- Task directions -
Rewrite the lines below as a JSON list of strings, one string per line and no blank lines, starting at the line that contains "Patent image size: (1353, 663)." and ending at the line that contains "The LED lamp apparatus 50 is at (517, 118).".

-- START --

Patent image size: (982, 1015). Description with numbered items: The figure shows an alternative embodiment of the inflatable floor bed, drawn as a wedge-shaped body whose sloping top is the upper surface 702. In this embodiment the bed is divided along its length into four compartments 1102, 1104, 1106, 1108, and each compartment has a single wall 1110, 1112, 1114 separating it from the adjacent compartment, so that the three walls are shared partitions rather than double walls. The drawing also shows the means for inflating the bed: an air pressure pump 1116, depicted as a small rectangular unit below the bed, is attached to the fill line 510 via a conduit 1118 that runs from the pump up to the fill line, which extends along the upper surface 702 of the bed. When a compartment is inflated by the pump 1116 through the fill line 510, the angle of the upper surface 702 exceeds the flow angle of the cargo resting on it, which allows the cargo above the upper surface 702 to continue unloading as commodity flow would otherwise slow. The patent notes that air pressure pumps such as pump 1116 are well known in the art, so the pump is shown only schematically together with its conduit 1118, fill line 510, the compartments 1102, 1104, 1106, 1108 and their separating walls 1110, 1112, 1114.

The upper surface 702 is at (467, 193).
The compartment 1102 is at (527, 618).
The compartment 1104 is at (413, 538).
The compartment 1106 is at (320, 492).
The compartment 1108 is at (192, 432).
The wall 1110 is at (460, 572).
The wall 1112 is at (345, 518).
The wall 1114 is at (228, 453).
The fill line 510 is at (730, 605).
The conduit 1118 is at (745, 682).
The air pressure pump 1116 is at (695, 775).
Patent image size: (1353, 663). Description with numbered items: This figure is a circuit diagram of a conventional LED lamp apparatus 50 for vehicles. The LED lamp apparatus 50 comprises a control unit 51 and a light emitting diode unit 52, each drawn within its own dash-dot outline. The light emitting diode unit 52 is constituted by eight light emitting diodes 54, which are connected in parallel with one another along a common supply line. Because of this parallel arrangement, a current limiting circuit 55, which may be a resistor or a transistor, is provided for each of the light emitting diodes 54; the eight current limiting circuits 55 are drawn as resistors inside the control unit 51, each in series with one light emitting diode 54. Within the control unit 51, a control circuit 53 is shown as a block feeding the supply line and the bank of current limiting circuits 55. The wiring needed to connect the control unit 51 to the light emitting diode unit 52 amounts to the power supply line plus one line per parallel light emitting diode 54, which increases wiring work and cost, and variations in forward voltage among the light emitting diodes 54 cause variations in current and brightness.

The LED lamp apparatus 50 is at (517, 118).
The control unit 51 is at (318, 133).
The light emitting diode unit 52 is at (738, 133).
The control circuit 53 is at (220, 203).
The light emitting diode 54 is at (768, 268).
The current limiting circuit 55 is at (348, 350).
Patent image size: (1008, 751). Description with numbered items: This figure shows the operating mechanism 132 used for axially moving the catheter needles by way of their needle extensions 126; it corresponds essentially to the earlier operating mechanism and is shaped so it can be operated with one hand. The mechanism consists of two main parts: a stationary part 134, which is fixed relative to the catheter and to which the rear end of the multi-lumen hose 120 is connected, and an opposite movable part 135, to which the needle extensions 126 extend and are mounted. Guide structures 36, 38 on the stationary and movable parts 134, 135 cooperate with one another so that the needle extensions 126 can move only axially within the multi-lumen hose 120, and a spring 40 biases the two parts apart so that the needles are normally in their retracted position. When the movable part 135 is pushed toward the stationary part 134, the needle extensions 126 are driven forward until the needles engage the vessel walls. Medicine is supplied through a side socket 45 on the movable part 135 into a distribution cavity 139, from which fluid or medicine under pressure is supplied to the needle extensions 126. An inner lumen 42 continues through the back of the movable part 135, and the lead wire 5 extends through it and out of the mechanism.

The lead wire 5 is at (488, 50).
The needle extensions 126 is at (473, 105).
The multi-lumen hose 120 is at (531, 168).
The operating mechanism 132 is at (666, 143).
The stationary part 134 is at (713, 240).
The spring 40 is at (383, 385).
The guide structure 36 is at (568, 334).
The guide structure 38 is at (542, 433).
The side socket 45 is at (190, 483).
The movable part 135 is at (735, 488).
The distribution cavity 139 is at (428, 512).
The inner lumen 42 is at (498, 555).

-- END --
-- START --

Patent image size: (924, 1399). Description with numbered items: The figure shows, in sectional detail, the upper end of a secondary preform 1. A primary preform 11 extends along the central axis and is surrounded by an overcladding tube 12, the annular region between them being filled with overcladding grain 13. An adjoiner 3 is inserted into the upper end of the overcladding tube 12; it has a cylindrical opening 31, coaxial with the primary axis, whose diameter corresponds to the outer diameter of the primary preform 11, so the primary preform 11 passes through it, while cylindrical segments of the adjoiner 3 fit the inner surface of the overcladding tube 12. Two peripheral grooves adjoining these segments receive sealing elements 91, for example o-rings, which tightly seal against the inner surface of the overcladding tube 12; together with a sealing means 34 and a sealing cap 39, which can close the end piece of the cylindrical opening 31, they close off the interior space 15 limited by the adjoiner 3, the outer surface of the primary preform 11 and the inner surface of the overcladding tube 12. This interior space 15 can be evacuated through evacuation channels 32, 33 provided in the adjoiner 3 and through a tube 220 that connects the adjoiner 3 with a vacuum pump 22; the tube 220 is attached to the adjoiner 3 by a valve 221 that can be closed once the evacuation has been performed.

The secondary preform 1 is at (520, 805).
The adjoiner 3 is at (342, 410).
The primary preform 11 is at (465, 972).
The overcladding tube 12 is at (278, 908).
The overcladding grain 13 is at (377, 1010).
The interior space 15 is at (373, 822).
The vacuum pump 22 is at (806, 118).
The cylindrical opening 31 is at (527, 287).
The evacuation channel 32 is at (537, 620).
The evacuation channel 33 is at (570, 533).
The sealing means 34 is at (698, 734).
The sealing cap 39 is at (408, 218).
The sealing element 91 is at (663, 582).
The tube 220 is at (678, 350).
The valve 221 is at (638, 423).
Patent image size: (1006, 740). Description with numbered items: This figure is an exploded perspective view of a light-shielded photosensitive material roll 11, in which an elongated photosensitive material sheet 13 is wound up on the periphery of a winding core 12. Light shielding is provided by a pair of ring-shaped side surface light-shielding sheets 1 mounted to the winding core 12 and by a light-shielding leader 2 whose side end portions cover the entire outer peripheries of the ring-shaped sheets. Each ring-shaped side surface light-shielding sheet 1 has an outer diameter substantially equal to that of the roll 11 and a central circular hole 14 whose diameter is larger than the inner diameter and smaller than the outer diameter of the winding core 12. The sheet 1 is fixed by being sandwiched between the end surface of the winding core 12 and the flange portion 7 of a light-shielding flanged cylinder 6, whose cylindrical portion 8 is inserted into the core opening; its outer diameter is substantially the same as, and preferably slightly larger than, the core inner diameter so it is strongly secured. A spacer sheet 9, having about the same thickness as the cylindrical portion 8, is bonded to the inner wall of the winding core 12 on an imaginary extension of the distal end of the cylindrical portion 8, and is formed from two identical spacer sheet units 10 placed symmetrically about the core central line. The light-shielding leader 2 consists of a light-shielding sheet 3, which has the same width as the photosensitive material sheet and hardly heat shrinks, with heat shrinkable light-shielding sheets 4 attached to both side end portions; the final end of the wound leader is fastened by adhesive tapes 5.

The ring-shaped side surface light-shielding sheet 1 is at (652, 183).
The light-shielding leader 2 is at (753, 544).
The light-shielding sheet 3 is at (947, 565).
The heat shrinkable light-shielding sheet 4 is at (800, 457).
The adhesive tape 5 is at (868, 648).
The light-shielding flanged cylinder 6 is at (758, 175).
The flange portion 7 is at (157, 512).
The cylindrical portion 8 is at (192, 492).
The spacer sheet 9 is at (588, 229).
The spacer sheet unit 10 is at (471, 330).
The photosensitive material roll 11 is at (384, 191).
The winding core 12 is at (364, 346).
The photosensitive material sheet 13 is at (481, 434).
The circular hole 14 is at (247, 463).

-- END --

- Completed exercise -
[
  "Patent image size: (1353, 663). Description with numbered items: This figure is a circuit diagram of a conventional LED lamp apparatus 50 for vehicles. The LED lamp apparatus 50 comprises a control unit 51 and a light emitting diode unit 52, each drawn within its own dash-dot outline. The light emitting diode unit 52 is constituted by eight light emitting diodes 54, which are connected in parallel with one another along a common supply line. Because of this parallel arrangement, a current limiting circuit 55, which may be a resistor or a transistor, is provided for each of the light emitting diodes 54; the eight current limiting circuits 55 are drawn as resistors inside the control unit 51, each in series with one light emitting diode 54. Within the control unit 51, a control circuit 53 is shown as a block feeding the supply line and the bank of current limiting circuits 55. The wiring needed to connect the control unit 51 to the light emitting diode unit 52 amounts to the power supply line plus one line per parallel light emitting diode 54, which increases wiring work and cost, and variations in forward voltage among the light emitting diodes 54 cause variations in current and brightness.",
  "The LED lamp apparatus 50 is at (517, 118)."
]